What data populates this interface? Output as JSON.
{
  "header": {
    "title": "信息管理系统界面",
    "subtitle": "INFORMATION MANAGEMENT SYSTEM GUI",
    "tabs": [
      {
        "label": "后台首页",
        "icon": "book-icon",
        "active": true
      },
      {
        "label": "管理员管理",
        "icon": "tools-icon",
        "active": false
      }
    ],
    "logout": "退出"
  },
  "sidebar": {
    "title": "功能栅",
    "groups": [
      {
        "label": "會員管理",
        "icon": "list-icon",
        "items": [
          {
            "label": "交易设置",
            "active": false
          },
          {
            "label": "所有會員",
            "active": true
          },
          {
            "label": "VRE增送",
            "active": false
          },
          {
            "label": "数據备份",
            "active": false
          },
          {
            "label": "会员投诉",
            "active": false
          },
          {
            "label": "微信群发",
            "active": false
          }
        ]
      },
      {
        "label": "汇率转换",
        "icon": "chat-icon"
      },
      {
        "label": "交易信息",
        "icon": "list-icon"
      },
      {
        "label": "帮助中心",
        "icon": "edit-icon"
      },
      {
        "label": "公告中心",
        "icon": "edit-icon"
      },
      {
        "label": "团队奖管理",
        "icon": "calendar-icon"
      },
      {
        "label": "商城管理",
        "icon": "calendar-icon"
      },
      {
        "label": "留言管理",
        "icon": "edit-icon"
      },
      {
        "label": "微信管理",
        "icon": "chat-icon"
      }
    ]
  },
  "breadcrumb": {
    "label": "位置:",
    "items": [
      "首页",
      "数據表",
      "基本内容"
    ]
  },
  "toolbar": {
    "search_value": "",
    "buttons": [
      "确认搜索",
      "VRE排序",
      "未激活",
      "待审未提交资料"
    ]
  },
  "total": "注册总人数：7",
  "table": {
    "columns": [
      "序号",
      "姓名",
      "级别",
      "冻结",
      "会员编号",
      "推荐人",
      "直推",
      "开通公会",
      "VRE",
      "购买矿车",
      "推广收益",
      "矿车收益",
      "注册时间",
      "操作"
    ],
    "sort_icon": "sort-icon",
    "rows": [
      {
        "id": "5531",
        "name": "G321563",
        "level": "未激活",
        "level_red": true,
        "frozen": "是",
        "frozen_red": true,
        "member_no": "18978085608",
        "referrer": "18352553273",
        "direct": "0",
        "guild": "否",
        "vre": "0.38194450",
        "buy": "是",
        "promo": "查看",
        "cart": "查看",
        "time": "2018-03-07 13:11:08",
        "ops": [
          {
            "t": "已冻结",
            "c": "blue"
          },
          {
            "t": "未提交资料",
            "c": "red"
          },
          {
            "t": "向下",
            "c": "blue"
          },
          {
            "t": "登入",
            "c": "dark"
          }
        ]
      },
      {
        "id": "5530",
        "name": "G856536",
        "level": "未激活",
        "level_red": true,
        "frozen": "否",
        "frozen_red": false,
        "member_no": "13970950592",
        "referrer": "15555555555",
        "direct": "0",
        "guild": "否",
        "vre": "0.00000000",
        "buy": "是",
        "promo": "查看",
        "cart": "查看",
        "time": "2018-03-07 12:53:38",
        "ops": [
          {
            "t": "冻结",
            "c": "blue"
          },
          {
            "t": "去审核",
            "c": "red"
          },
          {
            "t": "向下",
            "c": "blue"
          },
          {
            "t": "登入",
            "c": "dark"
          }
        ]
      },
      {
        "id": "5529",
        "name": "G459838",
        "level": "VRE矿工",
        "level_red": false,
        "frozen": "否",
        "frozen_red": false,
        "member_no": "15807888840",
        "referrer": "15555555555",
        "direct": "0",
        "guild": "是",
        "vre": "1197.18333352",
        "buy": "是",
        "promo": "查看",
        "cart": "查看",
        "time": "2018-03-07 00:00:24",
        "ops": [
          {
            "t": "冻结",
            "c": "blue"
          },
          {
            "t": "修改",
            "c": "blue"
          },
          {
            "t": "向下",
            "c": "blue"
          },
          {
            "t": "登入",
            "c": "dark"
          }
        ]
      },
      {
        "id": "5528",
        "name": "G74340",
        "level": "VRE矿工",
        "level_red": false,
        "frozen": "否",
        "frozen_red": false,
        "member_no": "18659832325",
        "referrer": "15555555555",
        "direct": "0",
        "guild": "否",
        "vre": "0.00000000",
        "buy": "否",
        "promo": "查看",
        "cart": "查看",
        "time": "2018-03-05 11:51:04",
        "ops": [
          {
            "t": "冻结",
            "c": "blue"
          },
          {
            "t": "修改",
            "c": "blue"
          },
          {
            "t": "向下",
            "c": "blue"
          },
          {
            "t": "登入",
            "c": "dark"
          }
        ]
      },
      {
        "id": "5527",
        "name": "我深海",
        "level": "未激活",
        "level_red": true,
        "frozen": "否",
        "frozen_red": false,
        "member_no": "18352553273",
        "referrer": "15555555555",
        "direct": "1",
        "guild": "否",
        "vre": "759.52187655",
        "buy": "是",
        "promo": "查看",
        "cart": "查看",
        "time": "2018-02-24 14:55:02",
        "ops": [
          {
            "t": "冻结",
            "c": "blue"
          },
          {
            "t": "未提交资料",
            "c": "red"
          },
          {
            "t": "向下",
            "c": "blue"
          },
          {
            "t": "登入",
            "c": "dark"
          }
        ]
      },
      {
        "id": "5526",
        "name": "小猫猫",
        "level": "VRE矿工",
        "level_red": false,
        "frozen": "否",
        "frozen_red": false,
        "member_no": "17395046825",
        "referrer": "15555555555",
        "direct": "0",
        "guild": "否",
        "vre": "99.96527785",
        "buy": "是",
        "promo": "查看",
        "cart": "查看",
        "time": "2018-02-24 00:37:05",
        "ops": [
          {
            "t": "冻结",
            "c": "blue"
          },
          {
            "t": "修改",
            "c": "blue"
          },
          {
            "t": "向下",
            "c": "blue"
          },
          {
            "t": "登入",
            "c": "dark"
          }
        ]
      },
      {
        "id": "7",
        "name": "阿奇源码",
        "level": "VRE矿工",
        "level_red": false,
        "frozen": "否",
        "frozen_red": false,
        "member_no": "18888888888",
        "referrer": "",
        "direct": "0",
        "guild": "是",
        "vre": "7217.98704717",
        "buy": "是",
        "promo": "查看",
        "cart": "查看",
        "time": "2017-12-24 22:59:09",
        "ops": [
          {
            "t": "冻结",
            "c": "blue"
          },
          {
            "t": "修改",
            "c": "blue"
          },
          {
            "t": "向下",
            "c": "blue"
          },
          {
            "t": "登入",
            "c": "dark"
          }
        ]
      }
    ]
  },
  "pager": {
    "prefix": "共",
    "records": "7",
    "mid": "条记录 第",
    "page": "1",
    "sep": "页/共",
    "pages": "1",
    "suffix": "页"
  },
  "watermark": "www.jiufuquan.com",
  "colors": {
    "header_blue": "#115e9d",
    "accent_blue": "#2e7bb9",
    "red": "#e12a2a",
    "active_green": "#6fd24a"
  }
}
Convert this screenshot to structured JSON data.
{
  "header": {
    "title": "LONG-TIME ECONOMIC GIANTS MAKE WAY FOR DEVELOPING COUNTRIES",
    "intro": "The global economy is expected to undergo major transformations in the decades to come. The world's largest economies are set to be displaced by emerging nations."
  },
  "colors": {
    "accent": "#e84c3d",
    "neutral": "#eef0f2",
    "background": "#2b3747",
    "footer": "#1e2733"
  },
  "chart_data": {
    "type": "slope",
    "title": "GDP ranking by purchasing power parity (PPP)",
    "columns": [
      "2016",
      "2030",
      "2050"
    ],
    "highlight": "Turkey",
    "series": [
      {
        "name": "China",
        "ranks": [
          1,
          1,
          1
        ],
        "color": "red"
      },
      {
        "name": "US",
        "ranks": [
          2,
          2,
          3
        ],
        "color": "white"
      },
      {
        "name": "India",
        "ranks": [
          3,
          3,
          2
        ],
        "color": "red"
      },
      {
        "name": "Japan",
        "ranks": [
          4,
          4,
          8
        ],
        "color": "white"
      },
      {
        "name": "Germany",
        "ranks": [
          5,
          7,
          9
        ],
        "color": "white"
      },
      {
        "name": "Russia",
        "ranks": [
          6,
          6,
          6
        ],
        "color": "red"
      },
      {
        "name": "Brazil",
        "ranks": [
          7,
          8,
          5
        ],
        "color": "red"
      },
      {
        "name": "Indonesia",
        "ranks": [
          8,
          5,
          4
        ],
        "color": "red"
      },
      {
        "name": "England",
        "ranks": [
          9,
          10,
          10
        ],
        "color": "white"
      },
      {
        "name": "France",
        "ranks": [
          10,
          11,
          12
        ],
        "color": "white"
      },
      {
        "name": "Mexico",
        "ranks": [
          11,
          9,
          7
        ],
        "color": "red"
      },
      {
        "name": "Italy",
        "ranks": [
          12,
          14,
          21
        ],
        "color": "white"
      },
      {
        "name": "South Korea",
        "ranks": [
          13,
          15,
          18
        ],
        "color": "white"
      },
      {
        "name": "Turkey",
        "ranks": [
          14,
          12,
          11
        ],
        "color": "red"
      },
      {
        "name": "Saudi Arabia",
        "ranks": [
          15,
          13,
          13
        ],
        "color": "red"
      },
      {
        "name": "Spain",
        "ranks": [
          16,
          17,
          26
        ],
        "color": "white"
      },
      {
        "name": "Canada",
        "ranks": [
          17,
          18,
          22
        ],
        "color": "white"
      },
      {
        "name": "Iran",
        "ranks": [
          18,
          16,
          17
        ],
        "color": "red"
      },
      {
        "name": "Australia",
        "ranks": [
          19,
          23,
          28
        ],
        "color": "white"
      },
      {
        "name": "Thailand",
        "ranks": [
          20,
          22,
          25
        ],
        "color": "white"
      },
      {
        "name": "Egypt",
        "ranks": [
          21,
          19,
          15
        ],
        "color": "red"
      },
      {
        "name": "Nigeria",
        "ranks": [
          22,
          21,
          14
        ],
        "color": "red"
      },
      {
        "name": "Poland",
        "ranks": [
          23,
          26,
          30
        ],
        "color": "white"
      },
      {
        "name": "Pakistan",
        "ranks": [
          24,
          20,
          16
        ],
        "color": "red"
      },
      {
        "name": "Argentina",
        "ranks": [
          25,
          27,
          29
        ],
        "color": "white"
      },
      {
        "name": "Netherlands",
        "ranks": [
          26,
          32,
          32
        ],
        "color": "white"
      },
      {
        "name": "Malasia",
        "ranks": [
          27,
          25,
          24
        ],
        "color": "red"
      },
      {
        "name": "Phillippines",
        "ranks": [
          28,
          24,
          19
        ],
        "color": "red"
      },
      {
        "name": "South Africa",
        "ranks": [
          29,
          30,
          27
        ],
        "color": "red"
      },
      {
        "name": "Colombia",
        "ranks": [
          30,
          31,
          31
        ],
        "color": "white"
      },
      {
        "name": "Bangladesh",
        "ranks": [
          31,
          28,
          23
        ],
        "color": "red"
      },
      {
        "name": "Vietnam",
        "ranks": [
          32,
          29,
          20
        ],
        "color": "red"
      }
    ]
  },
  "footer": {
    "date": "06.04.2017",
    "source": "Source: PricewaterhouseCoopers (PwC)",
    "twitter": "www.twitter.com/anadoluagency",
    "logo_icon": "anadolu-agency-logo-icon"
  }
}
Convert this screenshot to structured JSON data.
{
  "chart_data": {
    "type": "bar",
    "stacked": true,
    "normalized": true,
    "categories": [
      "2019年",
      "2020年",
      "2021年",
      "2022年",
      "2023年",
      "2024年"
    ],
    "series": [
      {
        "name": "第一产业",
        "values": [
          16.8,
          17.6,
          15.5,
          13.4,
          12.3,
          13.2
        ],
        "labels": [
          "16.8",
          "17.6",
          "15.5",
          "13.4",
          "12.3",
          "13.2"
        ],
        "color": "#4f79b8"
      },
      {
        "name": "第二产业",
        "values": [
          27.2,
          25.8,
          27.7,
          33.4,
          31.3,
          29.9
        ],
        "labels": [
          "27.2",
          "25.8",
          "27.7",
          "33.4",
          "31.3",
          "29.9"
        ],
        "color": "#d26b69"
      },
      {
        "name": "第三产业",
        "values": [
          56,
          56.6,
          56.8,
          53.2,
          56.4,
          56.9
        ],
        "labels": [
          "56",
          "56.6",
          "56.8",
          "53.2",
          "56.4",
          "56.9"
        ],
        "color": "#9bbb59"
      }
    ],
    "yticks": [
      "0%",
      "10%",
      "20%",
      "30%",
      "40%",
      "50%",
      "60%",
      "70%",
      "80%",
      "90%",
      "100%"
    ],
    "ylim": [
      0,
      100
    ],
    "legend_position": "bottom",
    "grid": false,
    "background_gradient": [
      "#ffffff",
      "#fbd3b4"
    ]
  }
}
* * * * *
* **Given task**:
Give the count of lines holding the word "true" and nothing more.

* **Exercise solution**:
8